Saved entries:
****************************************
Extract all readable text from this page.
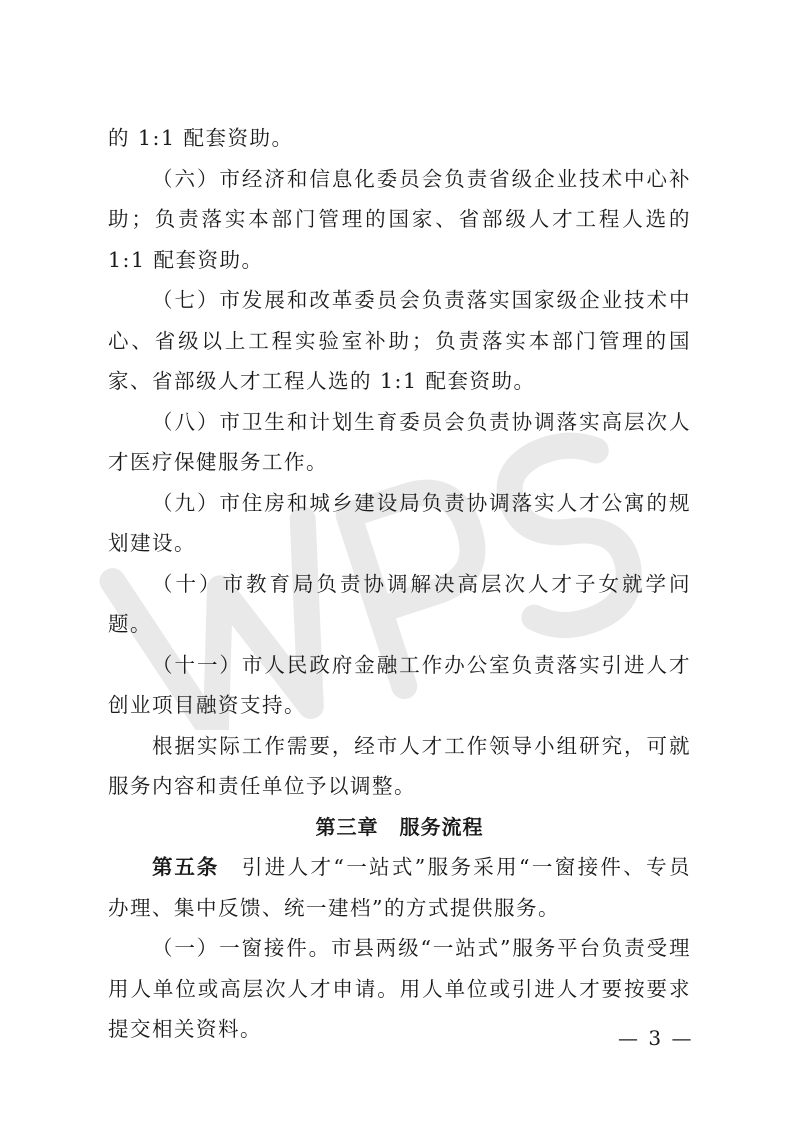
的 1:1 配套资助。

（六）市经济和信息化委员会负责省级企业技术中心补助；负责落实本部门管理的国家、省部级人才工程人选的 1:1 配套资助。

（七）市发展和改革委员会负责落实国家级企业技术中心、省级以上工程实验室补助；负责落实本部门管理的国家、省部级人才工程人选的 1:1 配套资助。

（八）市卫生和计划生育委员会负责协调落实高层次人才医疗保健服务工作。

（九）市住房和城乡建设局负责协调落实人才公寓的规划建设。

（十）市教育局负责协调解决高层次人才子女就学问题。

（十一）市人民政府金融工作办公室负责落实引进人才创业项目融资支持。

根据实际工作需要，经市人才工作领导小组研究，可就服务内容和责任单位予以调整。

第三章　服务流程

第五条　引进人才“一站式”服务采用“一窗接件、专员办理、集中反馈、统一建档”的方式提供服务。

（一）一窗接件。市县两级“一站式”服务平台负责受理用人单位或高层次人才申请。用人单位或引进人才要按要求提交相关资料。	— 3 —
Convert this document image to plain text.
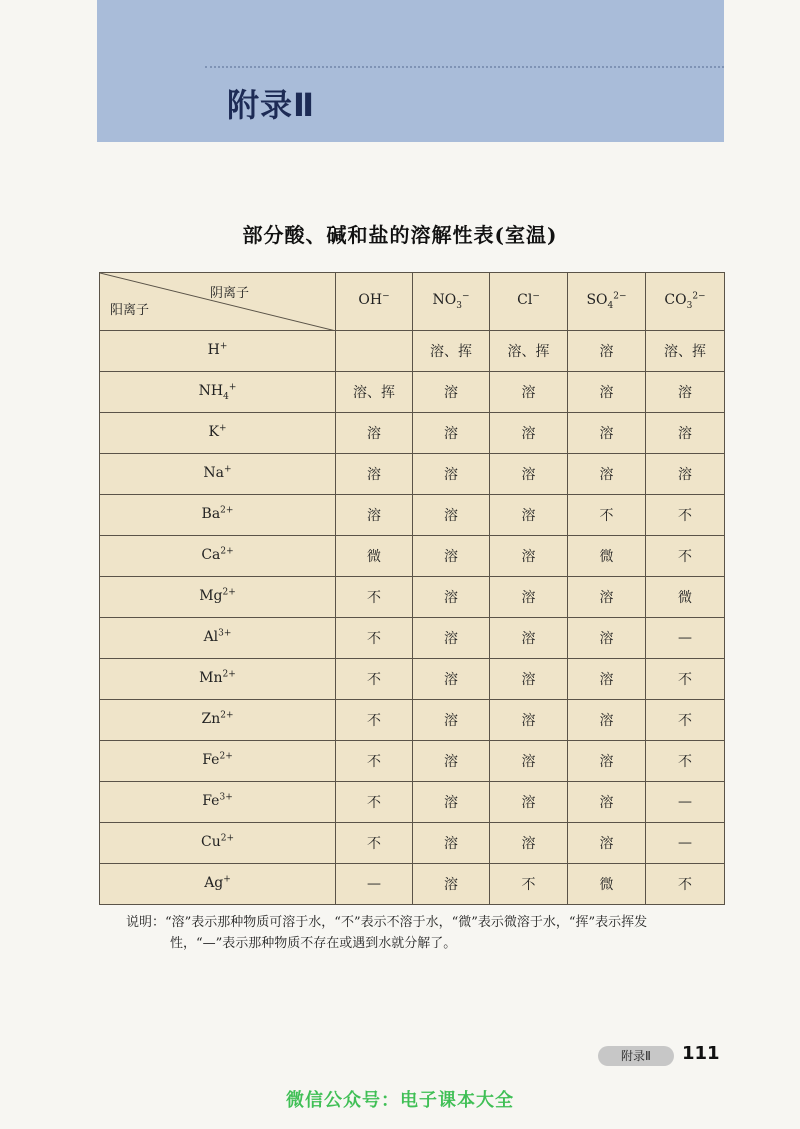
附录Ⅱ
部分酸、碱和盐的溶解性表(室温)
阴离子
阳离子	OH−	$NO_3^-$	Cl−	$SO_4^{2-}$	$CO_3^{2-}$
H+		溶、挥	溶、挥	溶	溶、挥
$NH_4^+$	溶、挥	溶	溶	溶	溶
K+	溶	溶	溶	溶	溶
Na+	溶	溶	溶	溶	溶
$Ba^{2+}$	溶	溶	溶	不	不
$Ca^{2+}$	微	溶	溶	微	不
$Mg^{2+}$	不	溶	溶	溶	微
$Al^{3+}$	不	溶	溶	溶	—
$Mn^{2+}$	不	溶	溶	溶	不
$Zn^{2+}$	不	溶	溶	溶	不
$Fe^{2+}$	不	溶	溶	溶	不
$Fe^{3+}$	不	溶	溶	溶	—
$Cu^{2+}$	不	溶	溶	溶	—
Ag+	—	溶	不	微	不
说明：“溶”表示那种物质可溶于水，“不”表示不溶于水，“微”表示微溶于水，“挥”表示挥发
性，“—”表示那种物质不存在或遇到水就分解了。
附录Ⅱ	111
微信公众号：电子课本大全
****************************************
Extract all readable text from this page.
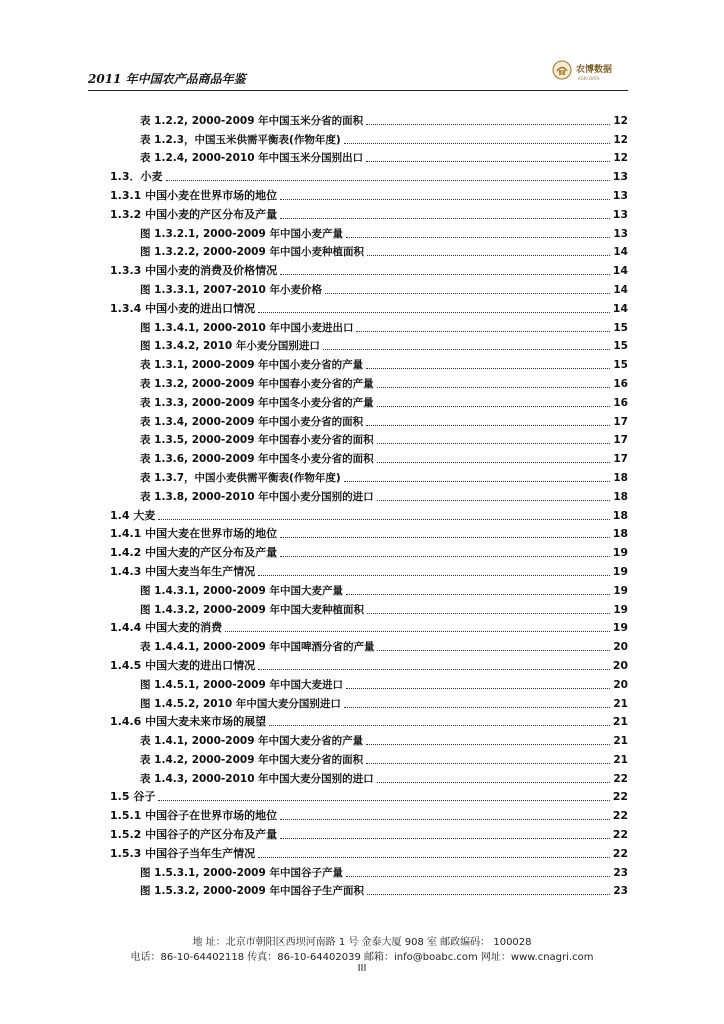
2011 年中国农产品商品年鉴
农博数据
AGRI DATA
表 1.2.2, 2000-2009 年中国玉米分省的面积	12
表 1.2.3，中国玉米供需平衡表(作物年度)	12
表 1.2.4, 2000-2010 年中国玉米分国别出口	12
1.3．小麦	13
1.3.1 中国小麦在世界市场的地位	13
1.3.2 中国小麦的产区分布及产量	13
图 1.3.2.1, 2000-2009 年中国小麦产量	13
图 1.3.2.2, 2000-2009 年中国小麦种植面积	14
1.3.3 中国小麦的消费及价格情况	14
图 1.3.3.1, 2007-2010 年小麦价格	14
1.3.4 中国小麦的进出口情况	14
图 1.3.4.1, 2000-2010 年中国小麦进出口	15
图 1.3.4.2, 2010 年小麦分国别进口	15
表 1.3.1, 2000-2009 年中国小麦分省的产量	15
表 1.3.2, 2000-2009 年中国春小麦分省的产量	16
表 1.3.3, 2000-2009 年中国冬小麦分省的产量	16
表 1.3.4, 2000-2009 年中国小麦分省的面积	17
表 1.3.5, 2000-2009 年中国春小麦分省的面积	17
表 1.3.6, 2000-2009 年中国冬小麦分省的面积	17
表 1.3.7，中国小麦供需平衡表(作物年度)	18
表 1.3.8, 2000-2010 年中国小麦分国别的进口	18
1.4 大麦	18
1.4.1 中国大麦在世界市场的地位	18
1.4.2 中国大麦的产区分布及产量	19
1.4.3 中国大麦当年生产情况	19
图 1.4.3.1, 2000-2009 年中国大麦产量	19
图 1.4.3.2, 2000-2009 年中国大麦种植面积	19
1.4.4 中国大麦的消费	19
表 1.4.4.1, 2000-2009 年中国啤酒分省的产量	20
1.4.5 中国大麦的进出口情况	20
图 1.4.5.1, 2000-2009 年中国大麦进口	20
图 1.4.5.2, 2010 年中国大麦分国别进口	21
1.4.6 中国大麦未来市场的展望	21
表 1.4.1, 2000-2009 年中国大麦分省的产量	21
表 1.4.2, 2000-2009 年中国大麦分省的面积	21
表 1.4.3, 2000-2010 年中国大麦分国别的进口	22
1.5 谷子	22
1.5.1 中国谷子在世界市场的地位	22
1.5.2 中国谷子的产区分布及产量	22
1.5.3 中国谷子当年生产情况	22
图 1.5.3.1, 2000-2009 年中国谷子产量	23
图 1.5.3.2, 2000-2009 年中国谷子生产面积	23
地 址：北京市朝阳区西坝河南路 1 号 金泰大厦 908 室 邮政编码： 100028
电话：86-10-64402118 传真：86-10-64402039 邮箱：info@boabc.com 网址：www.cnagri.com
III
****************************************
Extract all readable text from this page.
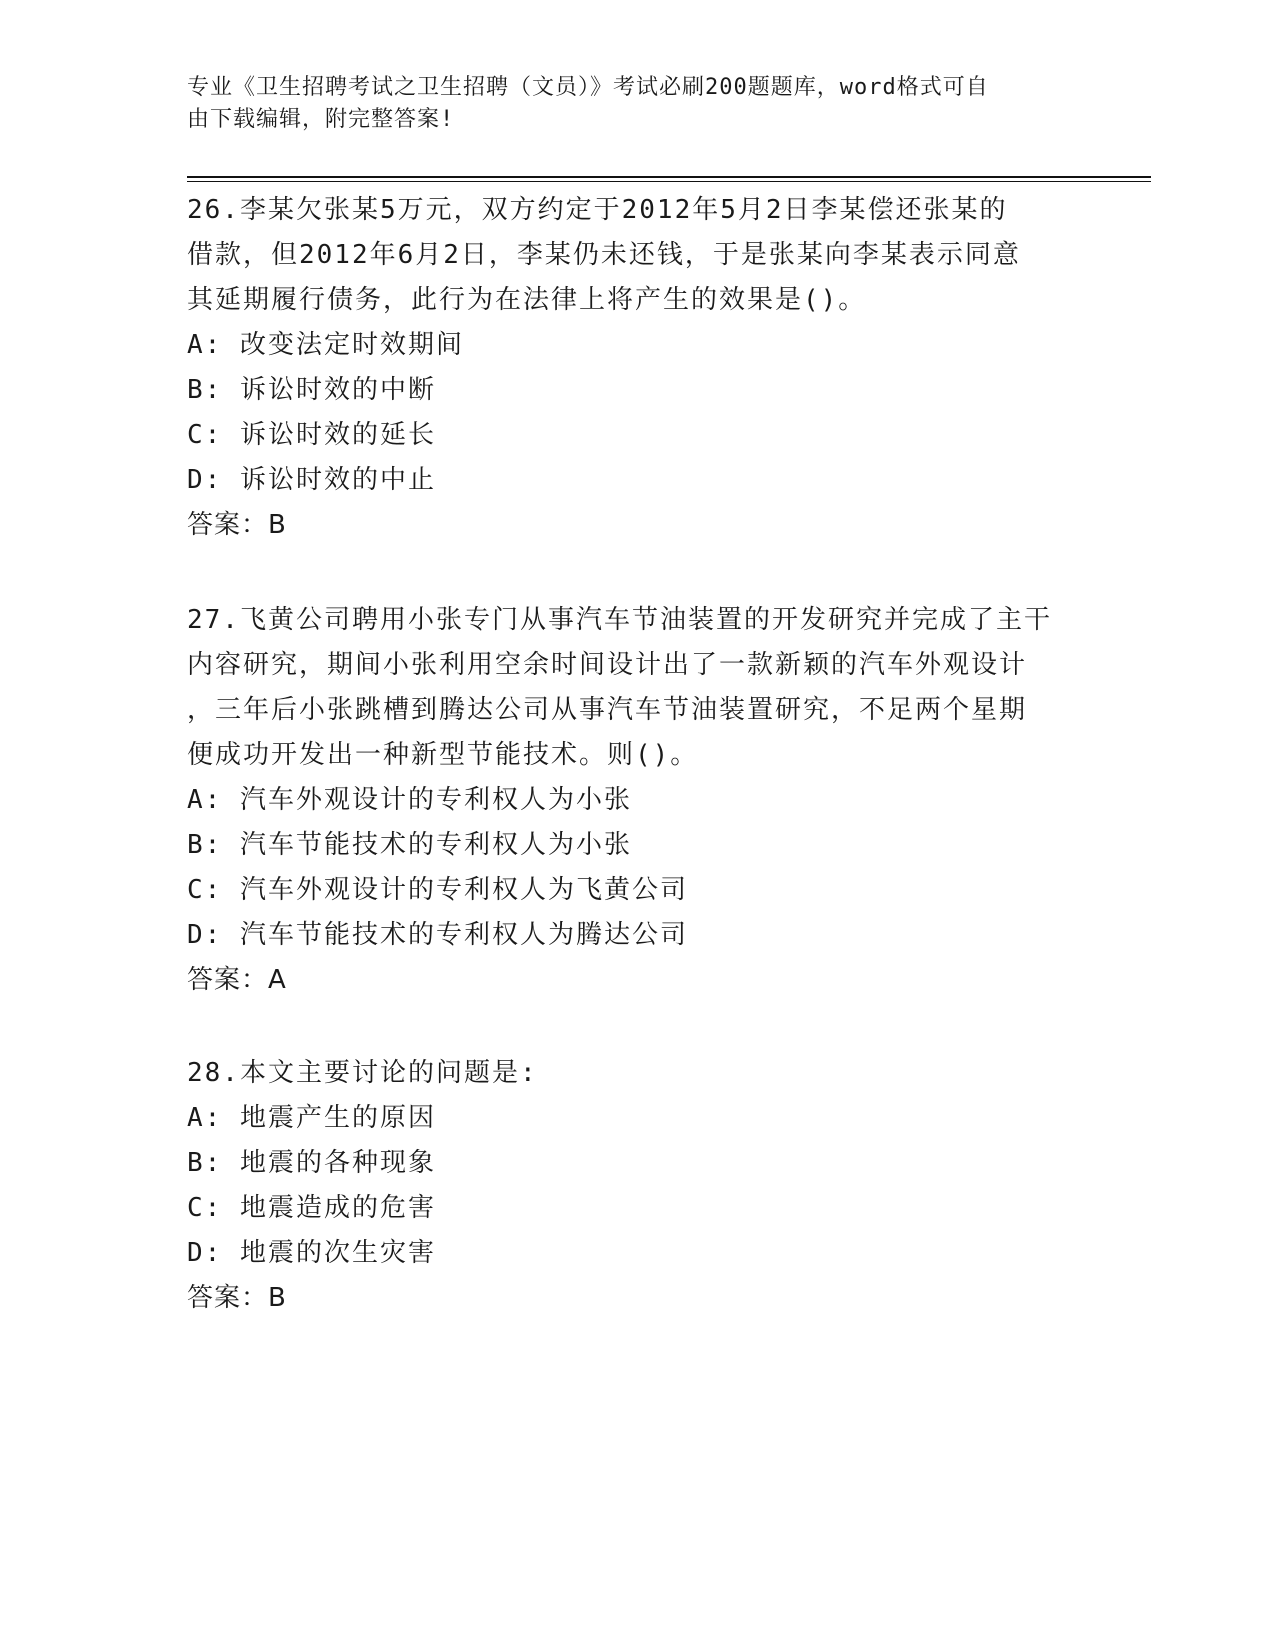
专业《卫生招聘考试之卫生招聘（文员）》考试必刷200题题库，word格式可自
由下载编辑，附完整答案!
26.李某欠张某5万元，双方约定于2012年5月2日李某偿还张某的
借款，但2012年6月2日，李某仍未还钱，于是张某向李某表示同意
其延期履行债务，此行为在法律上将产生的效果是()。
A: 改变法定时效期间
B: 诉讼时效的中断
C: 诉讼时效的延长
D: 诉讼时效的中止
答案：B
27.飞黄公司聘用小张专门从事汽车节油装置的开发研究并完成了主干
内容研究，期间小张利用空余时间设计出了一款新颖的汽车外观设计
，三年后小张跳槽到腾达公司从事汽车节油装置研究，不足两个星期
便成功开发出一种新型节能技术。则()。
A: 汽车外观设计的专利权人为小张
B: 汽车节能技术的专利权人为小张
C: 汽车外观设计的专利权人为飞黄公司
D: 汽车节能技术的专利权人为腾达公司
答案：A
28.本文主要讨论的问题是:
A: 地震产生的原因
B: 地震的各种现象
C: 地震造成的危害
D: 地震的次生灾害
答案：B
****************************************
_THE PROBLEM_. Pick out and copy the lines of the entries that hold the string "一窗接件".

_SOLUTION TO THIS TASK_.
第五条　引进人才“一站式”服务采用“一窗接件、专员办理、集中反馈、统一建档”的方式提供服务。
（一）一窗接件。市县两级“一站式”服务平台负责受理用人单位或高层次人才申请。用人单位或引进人才要按要求提交相关资料。	— 3 —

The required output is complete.